Instruções do exercício. Dê continuidade ao texto sobre a crise entre Bolsonaro e as Cortes, começando logo após a última frase.

Pelo menos até agora, entretanto, as duas Cortes não deram qualquer sinal de que se sentem intimidadas com as investidas do chefe de governo, que as acusa de violar o direito à liberdade de expressão. O ministro Alexandre de Moraes, do STF, por exemplo, continua a decretar a prisão de bolsonaristas que propagam discursos de ódio nas redes sociais. Já o também ministro do Supremo Luís Roberto Barroso, atual presidente do TSE, se mantém firme na defesa do processo eleitoral e na rejeição ao voto impresso, defendido por Bolsonaro.
Para quem acompanha o dia a dia da política em Brasília, as manifestações pró-governo não devem pôr um fim na crise entre o Executivo e o Judiciário, podendo até aprofundá-la. O presidente, que passou a responder a inquéritos no STF e no TSE depois de dizer que não haverá eleições em 2022 sem o voto impresso, pode ser alvo de novas investigações caso os protestos de hoje descambem para ameaças e atos violentos contra instituições públicas. Um inquérito administrativo já aberto pela Corte Eleitoral para apurar os ataques de Bolsonaro às eleições, dependendo dos desdobramentos, pode até torná-lo inelegível no ano que vem, como já admitiram alguns ministros reservadamente.

Trechos dos registros.
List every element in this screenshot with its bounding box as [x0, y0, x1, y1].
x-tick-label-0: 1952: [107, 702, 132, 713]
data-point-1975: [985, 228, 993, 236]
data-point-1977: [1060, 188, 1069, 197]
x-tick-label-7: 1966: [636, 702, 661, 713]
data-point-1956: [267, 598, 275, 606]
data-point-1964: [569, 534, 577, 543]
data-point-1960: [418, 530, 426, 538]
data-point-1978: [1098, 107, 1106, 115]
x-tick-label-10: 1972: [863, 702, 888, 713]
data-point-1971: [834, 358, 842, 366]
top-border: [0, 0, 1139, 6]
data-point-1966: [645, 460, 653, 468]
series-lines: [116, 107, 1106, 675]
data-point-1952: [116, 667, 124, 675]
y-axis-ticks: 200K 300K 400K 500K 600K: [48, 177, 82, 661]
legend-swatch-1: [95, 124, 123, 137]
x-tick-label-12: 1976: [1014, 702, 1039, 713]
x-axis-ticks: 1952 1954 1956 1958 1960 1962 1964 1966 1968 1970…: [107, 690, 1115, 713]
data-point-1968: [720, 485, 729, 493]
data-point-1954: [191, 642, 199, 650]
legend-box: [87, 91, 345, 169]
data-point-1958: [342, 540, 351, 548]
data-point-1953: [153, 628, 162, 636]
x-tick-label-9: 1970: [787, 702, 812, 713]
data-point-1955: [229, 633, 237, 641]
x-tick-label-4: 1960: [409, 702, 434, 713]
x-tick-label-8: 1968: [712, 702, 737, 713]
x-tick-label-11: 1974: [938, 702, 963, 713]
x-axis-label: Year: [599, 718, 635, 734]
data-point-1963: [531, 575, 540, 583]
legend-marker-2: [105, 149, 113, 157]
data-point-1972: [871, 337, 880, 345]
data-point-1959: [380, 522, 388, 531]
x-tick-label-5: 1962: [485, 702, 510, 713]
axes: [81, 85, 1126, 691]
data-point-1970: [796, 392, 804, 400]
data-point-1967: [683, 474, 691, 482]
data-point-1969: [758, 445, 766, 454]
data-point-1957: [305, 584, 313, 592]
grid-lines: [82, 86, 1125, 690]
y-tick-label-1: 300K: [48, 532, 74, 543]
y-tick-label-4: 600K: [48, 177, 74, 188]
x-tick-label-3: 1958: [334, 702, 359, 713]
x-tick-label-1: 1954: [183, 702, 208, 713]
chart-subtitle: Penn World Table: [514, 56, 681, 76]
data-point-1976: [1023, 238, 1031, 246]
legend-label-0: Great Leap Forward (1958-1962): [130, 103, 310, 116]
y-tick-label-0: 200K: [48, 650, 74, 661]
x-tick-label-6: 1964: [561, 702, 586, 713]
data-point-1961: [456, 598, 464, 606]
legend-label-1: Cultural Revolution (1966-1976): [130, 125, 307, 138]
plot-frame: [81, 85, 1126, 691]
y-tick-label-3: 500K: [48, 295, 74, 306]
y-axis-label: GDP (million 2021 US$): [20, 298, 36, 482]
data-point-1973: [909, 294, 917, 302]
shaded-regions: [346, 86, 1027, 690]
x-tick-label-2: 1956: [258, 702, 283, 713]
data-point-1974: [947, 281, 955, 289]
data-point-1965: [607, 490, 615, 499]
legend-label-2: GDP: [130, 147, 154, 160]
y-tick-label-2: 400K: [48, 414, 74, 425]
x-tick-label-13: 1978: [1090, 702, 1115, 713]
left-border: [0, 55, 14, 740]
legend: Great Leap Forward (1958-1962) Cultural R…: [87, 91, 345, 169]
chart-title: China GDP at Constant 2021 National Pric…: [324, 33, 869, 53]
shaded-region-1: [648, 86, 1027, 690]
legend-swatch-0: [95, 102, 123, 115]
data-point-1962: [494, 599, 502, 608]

Resposta.
Centrão pragmático
No Congresso, o discurso do presidente contra as eleições enfrenta ampla rejeição, vinda até mesmo de parlamentares do bloco de partidos conhecido como Centrão, que dá sustentação ao governo. Para o cientista político André Pereira César, da Hold Assessoria Legislativa, deputados e senadores vivem de votos e, segundo ele, dificilmente apoiariam um retrocesso democrático.
Quanto ao Centrão, o analista diz que, fiel ao seu perfil pragmático, o grupo já começou a ensaiar um desembarque do governo, em meio aos sinais de que as chances de reeleição de Bolsonaro ficam cada vez mais distantes. “O Centrão, como diz o gaúcho, está costeando o alambrado, saltando fora. O Centrão é pragmático ao extremo, e quando o Bolsonaro ameaça jogar fora das quatro linhas da Constituição, o Centrão joga dentro das regras do jogo, mas de maneira pragmática, o time que entra para ganhar os três pontos", disse César.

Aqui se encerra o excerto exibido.